WHAT TO PRODUCE:
Repeat each record exactly. Any picture gets left out.

Dataset records on visual material:
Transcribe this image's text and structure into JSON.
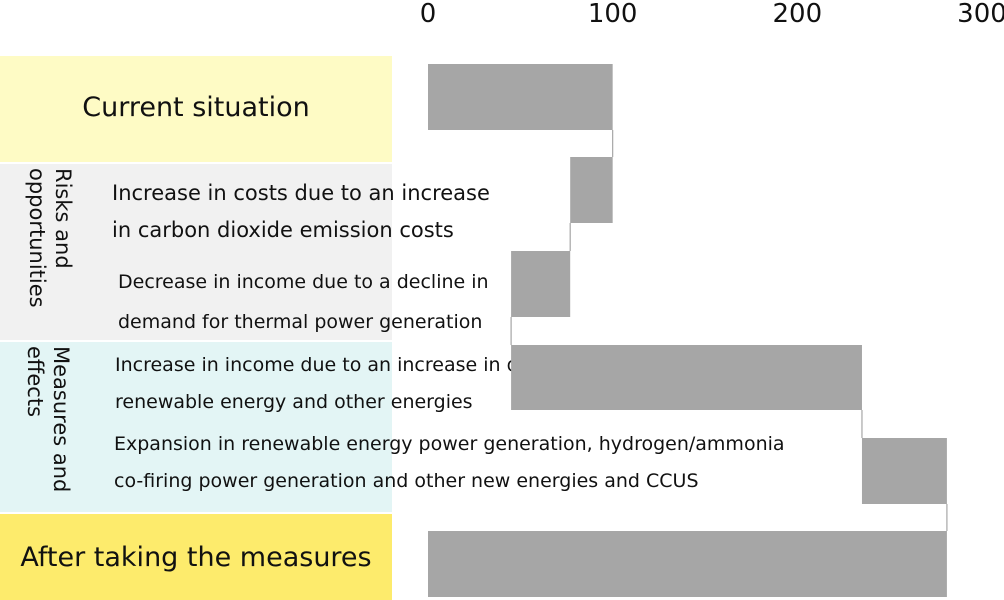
{
  "colors": {
    "current_bg": "#fefbc5",
    "risks_bg": "#f1f1f1",
    "measures_bg": "#e3f5f5",
    "after_bg": "#fdeb6c",
    "bar": "#a6a6a6",
    "connector": "#a6a6a6"
  },
  "sections": {
    "current": "Current situation",
    "risks": "Risks and\nopportunities",
    "measures": "Measures and\neffects",
    "after": "After taking the measures"
  },
  "items": [
    "Increase in costs due to an increase\nin carbon dioxide emission costs",
    "Decrease in income due to a decline in\ndemand for thermal power generation",
    "Increase in income due to an increase in demand for\nrenewable energy and other energies",
    "Expansion in renewable energy power generation, hydrogen/ammonia\nco-firing power generation and other new energies and CCUS"
  ],
  "chart_data": {
    "type": "bar",
    "orientation": "horizontal",
    "xlim": [
      0,
      300
    ],
    "x_ticks": [
      0,
      100,
      200,
      300
    ],
    "categories": [
      "Current situation",
      "Increase in costs due to an increase in carbon dioxide emission costs",
      "Decrease in income due to a decline in demand for thermal power generation",
      "Increase in income due to an increase in demand for renewable energy and other energies",
      "Expansion in renewable energy power generation, hydrogen/ammonia co-firing power generation and other new energies and CCUS",
      "After taking the measures"
    ],
    "bars": [
      {
        "start": 0,
        "end": 100
      },
      {
        "start": 77,
        "end": 100
      },
      {
        "start": 45,
        "end": 77
      },
      {
        "start": 45,
        "end": 235
      },
      {
        "start": 235,
        "end": 281
      },
      {
        "start": 0,
        "end": 281
      }
    ]
  }
}
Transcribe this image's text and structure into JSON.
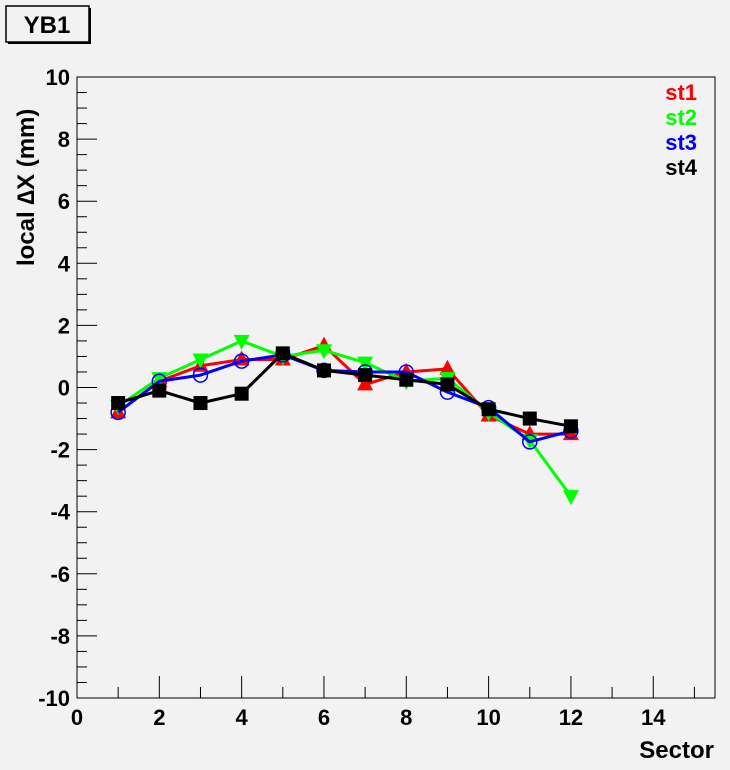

ANSWER TO THE PROBLEM:
Transcribe this image's text and structure into JSON.
{
  "colors": {
    "current_bg": "#fefbc5",
    "risks_bg": "#f1f1f1",
    "measures_bg": "#e3f5f5",
    "after_bg": "#fdeb6c",
    "bar": "#a6a6a6",
    "connector": "#a6a6a6"
  },
  "sections": {
    "current": "Current situation",
    "risks": "Risks and\nopportunities",
    "measures": "Measures and\neffects",
    "after": "After taking the measures"
  },
  "items": [
    "Increase in costs due to an increase\nin carbon dioxide emission costs",
    "Decrease in income due to a decline in\ndemand for thermal power generation",
    "Increase in income due to an increase in demand for\nrenewable energy and other energies",
    "Expansion in renewable energy power generation, hydrogen/ammonia\nco-firing power generation and other new energies and CCUS"
  ],
  "chart_data": {
    "type": "bar",
    "orientation": "horizontal",
    "xlim": [
      0,
      300
    ],
    "x_ticks": [
      0,
      100,
      200,
      300
    ],
    "categories": [
      "Current situation",
      "Increase in costs due to an increase in carbon dioxide emission costs",
      "Decrease in income due to a decline in demand for thermal power generation",
      "Increase in income due to an increase in demand for renewable energy and other energies",
      "Expansion in renewable energy power generation, hydrogen/ammonia co-firing power generation and other new energies and CCUS",
      "After taking the measures"
    ],
    "bars": [
      {
        "start": 0,
        "end": 100
      },
      {
        "start": 77,
        "end": 100
      },
      {
        "start": 45,
        "end": 77
      },
      {
        "start": 45,
        "end": 235
      },
      {
        "start": 235,
        "end": 281
      },
      {
        "start": 0,
        "end": 281
      }
    ]
  }
}
Transcribe this image's text and structure into JSON.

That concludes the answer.